### [Set exercise]
Print the listing below in its entirety, character for character.

### [Source data]
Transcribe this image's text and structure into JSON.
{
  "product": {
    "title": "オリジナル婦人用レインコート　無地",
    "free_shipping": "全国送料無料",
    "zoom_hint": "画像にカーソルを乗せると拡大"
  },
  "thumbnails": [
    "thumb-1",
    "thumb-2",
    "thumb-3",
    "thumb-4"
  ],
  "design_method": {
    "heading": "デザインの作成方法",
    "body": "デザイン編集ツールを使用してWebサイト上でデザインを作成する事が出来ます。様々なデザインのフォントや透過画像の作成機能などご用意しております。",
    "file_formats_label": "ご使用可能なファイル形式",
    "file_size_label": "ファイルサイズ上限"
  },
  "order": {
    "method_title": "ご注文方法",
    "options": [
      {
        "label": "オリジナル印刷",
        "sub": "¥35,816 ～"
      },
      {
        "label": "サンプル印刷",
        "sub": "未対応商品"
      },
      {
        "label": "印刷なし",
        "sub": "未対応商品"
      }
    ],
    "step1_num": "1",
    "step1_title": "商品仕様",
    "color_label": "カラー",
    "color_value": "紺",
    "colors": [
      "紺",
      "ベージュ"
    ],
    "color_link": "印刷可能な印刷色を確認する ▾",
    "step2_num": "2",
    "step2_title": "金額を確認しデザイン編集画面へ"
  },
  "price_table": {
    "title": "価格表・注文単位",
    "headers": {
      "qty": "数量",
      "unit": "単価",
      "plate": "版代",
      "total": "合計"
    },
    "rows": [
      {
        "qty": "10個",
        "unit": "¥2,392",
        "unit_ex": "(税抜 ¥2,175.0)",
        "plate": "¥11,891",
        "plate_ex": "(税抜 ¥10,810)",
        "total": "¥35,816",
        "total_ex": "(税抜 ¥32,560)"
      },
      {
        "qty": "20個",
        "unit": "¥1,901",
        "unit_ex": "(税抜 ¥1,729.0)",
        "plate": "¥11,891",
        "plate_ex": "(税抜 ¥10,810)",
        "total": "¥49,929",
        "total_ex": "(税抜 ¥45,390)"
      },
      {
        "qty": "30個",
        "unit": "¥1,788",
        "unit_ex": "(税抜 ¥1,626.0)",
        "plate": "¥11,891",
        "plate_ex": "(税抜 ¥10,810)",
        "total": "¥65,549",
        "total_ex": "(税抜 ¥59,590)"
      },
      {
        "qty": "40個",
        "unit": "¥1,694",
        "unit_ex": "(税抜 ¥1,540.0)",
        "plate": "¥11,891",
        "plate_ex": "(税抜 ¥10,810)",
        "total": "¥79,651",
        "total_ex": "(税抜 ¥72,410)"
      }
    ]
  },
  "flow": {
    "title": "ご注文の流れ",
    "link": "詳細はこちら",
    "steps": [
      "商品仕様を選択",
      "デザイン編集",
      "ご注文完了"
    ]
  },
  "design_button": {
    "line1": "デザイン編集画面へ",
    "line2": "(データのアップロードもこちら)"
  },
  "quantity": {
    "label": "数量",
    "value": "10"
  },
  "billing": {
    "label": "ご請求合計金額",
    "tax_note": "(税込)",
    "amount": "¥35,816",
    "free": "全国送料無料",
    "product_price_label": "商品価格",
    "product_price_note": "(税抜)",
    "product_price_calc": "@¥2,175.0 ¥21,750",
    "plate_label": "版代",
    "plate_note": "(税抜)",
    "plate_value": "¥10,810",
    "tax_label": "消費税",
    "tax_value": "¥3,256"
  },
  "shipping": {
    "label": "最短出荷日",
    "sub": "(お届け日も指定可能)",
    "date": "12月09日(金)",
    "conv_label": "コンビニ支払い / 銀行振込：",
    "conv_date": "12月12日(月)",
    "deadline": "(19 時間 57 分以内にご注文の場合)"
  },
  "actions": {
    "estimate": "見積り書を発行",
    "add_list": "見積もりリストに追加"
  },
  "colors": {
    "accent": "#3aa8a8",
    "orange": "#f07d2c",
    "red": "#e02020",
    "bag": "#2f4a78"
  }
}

### [Finished task]
Transcribe this image's text and structure into JSON.
{
  "product": {
    "title": "オリジナル婦人用レインコート　無地",
    "free_shipping": "全国送料無料",
    "zoom_hint": "画像にカーソルを乗せると拡大"
  },
  "thumbnails": [
    "thumb-1",
    "thumb-2",
    "thumb-3",
    "thumb-4"
  ],
  "design_method": {
    "heading": "デザインの作成方法",
    "body": "デザイン編集ツールを使用してWebサイト上でデザインを作成する事が出来ます。様々なデザインのフォントや透過画像の作成機能などご用意しております。",
    "file_formats_label": "ご使用可能なファイル形式",
    "file_size_label": "ファイルサイズ上限"
  },
  "order": {
    "method_title": "ご注文方法",
    "options": [
      {
        "label": "オリジナル印刷",
        "sub": "¥35,816 ～"
      },
      {
        "label": "サンプル印刷",
        "sub": "未対応商品"
      },
      {
        "label": "印刷なし",
        "sub": "未対応商品"
      }
    ],
    "step1_num": "1",
    "step1_title": "商品仕様",
    "color_label": "カラー",
    "color_value": "紺",
    "colors": [
      "紺",
      "ベージュ"
    ],
    "color_link": "印刷可能な印刷色を確認する ▾",
    "step2_num": "2",
    "step2_title": "金額を確認しデザイン編集画面へ"
  },
  "price_table": {
    "title": "価格表・注文単位",
    "headers": {
      "qty": "数量",
      "unit": "単価",
      "plate": "版代",
      "total": "合計"
    },
    "rows": [
      {
        "qty": "10個",
        "unit": "¥2,392",
        "unit_ex": "(税抜 ¥2,175.0)",
        "plate": "¥11,891",
        "plate_ex": "(税抜 ¥10,810)",
        "total": "¥35,816",
        "total_ex": "(税抜 ¥32,560)"
      },
      {
        "qty": "20個",
        "unit": "¥1,901",
        "unit_ex": "(税抜 ¥1,729.0)",
        "plate": "¥11,891",
        "plate_ex": "(税抜 ¥10,810)",
        "total": "¥49,929",
        "total_ex": "(税抜 ¥45,390)"
      },
      {
        "qty": "30個",
        "unit": "¥1,788",
        "unit_ex": "(税抜 ¥1,626.0)",
        "plate": "¥11,891",
        "plate_ex": "(税抜 ¥10,810)",
        "total": "¥65,549",
        "total_ex": "(税抜 ¥59,590)"
      },
      {
        "qty": "40個",
        "unit": "¥1,694",
        "unit_ex": "(税抜 ¥1,540.0)",
        "plate": "¥11,891",
        "plate_ex": "(税抜 ¥10,810)",
        "total": "¥79,651",
        "total_ex": "(税抜 ¥72,410)"
      }
    ]
  },
  "flow": {
    "title": "ご注文の流れ",
    "link": "詳細はこちら",
    "steps": [
      "商品仕様を選択",
      "デザイン編集",
      "ご注文完了"
    ]
  },
  "design_button": {
    "line1": "デザイン編集画面へ",
    "line2": "(データのアップロードもこちら)"
  },
  "quantity": {
    "label": "数量",
    "value": "10"
  },
  "billing": {
    "label": "ご請求合計金額",
    "tax_note": "(税込)",
    "amount": "¥35,816",
    "free": "全国送料無料",
    "product_price_label": "商品価格",
    "product_price_note": "(税抜)",
    "product_price_calc": "@¥2,175.0 ¥21,750",
    "plate_label": "版代",
    "plate_note": "(税抜)",
    "plate_value": "¥10,810",
    "tax_label": "消費税",
    "tax_value": "¥3,256"
  },
  "shipping": {
    "label": "最短出荷日",
    "sub": "(お届け日も指定可能)",
    "date": "12月09日(金)",
    "conv_label": "コンビニ支払い / 銀行振込：",
    "conv_date": "12月12日(月)",
    "deadline": "(19 時間 57 分以内にご注文の場合)"
  },
  "actions": {
    "estimate": "見積り書を発行",
    "add_list": "見積もりリストに追加"
  },
  "colors": {
    "accent": "#3aa8a8",
    "orange": "#f07d2c",
    "red": "#e02020",
    "bag": "#2f4a78"
  }
}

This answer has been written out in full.